Records from a data source
##############################

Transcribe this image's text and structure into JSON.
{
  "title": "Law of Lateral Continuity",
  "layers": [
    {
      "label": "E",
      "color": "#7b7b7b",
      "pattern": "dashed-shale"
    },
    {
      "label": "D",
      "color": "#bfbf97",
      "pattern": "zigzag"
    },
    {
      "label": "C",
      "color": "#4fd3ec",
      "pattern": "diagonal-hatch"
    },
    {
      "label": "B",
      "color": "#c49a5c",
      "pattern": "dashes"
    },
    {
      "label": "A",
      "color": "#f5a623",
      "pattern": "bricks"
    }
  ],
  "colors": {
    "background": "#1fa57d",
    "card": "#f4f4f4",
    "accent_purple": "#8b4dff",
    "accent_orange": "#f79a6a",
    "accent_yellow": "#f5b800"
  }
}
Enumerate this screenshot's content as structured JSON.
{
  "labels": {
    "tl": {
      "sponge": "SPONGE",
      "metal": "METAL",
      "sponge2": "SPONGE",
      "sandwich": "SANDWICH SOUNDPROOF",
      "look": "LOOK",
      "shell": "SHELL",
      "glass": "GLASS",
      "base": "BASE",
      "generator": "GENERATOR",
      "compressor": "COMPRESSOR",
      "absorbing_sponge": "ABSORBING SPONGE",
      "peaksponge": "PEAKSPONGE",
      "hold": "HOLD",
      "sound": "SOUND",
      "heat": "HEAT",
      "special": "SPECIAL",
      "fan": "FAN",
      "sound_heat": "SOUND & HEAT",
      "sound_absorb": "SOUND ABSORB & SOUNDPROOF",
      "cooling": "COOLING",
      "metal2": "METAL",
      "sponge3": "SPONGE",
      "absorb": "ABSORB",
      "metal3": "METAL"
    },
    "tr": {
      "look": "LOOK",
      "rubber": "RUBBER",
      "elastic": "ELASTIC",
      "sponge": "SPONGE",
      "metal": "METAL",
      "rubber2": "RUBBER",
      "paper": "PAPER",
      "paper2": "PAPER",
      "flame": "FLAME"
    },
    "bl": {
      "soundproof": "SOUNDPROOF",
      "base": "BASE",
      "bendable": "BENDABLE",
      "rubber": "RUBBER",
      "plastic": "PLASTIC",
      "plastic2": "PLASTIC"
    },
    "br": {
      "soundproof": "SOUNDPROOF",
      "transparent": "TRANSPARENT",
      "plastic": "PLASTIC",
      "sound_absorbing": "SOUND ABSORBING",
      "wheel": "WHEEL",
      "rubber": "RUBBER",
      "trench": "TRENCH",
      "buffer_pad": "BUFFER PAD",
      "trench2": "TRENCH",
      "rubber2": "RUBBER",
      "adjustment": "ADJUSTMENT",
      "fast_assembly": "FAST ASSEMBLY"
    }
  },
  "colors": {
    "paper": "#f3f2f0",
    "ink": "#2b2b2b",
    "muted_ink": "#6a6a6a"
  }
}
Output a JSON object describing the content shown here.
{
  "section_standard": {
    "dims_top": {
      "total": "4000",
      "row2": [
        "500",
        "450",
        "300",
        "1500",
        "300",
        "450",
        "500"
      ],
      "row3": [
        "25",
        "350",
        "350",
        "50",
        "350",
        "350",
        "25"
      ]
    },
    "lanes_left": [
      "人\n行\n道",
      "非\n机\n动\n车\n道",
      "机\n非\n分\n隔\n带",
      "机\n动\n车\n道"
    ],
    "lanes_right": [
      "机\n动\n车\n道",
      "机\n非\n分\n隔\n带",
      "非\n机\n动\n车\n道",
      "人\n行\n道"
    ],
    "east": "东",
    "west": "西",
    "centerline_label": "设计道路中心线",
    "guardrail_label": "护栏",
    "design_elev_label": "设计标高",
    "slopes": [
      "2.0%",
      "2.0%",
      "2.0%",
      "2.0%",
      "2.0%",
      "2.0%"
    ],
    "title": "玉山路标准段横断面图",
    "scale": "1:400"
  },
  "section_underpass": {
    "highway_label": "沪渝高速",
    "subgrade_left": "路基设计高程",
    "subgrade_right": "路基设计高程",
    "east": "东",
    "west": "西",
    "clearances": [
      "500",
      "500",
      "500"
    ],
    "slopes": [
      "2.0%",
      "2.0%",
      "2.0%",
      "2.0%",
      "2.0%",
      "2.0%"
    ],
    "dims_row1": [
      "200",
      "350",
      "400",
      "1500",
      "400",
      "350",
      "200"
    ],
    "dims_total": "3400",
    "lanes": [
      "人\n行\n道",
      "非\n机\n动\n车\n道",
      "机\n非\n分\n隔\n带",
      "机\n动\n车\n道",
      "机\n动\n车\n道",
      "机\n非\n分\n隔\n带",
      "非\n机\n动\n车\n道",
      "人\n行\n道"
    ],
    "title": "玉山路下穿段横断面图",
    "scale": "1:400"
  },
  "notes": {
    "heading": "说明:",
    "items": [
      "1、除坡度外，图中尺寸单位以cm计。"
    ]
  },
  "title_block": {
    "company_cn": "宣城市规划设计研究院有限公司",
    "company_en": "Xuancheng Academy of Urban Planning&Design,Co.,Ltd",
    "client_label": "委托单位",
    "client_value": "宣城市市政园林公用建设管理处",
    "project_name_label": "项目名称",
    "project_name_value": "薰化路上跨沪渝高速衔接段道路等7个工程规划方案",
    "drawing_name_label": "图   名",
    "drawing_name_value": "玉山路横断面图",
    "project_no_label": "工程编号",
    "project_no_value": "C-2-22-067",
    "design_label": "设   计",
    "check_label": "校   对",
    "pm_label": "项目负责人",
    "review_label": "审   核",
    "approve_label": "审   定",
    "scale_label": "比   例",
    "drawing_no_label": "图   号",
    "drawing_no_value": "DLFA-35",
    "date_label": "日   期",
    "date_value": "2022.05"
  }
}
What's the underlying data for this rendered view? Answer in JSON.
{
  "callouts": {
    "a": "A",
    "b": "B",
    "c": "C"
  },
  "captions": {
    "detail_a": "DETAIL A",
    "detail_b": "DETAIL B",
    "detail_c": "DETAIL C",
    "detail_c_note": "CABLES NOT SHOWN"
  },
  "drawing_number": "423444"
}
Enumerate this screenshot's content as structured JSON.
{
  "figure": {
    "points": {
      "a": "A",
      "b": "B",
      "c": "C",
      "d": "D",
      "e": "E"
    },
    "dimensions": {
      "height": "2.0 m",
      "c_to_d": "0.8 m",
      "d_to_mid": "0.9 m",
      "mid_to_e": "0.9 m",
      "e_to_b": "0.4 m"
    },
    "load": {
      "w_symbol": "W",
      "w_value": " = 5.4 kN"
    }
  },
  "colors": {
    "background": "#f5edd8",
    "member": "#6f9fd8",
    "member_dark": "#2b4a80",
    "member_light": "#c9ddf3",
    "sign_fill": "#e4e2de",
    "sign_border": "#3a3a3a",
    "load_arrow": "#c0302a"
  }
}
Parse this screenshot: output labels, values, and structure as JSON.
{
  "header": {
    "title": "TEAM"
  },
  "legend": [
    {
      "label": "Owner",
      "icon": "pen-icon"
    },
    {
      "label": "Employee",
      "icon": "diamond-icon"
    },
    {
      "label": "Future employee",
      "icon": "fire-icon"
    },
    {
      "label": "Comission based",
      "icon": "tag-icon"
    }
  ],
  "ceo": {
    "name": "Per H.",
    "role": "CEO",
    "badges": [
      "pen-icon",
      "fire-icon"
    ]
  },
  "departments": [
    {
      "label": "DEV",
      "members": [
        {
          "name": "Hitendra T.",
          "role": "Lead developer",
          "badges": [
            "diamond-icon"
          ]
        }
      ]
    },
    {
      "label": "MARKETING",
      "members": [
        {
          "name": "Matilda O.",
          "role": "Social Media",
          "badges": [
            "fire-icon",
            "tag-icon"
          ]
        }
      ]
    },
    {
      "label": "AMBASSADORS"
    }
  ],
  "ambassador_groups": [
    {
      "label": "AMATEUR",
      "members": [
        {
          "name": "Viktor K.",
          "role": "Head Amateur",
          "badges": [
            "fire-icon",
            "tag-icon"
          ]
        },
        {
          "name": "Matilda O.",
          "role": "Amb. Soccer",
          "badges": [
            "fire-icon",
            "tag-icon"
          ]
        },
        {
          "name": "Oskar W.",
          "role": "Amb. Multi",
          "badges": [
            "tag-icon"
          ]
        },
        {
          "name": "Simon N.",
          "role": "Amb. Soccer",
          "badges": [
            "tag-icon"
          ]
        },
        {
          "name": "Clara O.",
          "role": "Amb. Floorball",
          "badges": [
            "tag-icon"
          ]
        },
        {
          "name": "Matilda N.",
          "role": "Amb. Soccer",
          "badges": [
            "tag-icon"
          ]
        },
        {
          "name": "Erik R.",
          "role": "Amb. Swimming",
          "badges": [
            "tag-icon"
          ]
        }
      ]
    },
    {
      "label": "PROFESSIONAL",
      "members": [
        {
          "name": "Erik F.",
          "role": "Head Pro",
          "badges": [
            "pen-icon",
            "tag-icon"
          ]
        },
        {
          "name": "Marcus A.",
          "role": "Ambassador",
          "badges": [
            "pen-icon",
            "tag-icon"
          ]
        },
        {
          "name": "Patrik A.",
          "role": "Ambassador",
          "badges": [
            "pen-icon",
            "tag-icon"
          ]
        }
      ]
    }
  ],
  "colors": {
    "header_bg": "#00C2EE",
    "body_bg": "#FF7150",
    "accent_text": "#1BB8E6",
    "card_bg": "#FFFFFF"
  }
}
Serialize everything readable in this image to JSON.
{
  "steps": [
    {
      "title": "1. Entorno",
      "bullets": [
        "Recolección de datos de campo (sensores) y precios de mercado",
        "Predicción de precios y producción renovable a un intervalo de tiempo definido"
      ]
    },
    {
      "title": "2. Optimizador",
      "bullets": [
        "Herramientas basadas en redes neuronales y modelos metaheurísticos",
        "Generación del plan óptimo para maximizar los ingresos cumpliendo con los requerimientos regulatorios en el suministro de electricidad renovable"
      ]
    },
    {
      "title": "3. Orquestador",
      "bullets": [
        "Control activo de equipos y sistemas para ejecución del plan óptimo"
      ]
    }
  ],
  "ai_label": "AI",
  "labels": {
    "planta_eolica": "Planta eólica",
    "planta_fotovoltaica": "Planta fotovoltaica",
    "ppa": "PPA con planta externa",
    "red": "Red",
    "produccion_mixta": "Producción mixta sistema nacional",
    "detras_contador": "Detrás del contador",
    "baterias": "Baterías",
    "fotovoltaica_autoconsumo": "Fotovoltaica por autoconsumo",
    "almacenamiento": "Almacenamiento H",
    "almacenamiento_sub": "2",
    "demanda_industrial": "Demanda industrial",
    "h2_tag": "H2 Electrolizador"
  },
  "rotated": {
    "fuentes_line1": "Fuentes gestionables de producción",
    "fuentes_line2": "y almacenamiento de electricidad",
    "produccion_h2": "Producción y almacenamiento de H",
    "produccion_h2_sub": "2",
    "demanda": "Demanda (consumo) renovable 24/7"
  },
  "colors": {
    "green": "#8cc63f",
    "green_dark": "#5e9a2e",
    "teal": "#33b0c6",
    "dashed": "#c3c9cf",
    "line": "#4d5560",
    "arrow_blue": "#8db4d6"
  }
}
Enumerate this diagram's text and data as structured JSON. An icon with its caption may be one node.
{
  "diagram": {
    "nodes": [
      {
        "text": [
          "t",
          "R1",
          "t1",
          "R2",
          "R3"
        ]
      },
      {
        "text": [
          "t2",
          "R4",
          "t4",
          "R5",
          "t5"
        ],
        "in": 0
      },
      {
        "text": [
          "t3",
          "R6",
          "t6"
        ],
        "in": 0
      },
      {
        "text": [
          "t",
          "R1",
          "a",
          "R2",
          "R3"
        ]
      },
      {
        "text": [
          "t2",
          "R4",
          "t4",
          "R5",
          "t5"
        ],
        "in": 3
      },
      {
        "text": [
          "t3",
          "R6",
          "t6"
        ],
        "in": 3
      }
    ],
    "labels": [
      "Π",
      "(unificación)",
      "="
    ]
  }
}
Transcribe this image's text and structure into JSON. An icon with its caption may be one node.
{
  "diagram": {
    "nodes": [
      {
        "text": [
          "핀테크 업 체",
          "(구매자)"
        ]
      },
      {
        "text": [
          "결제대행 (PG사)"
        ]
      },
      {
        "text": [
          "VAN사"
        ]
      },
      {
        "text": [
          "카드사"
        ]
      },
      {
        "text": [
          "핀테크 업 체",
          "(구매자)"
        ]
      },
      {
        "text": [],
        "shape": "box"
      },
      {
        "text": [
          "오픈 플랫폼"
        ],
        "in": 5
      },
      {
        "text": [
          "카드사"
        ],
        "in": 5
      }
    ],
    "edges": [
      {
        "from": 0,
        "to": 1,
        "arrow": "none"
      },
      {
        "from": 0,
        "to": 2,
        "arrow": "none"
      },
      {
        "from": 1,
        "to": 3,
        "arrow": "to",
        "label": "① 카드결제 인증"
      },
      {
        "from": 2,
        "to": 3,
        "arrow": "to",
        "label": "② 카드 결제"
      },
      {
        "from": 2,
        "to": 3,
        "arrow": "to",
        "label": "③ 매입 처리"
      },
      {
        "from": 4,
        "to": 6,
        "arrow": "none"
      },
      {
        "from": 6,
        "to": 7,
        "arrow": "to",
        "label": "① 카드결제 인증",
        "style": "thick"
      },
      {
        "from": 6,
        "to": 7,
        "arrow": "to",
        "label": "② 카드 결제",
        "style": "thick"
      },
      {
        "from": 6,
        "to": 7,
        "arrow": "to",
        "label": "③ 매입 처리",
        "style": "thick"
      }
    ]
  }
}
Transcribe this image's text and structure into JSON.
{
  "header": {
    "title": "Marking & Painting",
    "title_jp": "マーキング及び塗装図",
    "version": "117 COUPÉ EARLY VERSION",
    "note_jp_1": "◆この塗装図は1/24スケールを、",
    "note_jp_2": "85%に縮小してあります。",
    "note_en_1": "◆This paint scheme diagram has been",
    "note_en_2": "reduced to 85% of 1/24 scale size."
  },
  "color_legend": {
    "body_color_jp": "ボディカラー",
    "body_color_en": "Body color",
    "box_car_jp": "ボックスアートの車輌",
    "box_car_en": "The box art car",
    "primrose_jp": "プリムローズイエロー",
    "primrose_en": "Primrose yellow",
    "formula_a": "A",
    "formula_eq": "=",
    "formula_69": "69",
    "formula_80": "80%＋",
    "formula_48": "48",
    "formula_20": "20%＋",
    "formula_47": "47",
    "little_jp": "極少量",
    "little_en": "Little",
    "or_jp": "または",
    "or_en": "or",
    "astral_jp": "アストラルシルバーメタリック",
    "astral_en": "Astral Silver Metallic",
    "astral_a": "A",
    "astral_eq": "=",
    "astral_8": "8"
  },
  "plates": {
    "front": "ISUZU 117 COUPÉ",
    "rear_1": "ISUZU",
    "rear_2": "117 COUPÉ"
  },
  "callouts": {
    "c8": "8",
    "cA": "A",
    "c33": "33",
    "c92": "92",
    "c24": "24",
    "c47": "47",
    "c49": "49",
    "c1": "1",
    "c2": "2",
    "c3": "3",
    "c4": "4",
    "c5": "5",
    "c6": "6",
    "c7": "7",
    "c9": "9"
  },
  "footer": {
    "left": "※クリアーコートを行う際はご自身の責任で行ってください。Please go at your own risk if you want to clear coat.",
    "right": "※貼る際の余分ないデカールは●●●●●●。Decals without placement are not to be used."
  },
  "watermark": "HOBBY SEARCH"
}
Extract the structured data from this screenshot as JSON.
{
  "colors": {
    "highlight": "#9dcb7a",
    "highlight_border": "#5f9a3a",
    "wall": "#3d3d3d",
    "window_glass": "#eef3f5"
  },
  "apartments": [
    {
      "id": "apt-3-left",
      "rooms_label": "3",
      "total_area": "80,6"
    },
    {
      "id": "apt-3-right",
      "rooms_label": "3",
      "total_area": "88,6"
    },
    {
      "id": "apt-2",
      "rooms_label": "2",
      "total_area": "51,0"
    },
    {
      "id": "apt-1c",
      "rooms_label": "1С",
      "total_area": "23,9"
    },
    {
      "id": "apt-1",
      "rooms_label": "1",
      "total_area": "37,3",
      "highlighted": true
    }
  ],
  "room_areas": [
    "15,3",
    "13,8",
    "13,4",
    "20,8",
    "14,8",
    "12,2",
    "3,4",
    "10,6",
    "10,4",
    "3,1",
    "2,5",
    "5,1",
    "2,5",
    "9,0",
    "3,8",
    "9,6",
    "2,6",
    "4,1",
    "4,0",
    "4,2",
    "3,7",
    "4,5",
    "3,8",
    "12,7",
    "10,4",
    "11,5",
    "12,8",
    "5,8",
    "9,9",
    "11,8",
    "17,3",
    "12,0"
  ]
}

##############################

Set out every line from the material that contains the string "screenshot".

Enumerate this screenshot's content as structured JSON.
Enumerate this screenshot's content as structured JSON.
Parse this screenshot: output labels, values, and structure as JSON.
Extract the structured data from this screenshot as JSON.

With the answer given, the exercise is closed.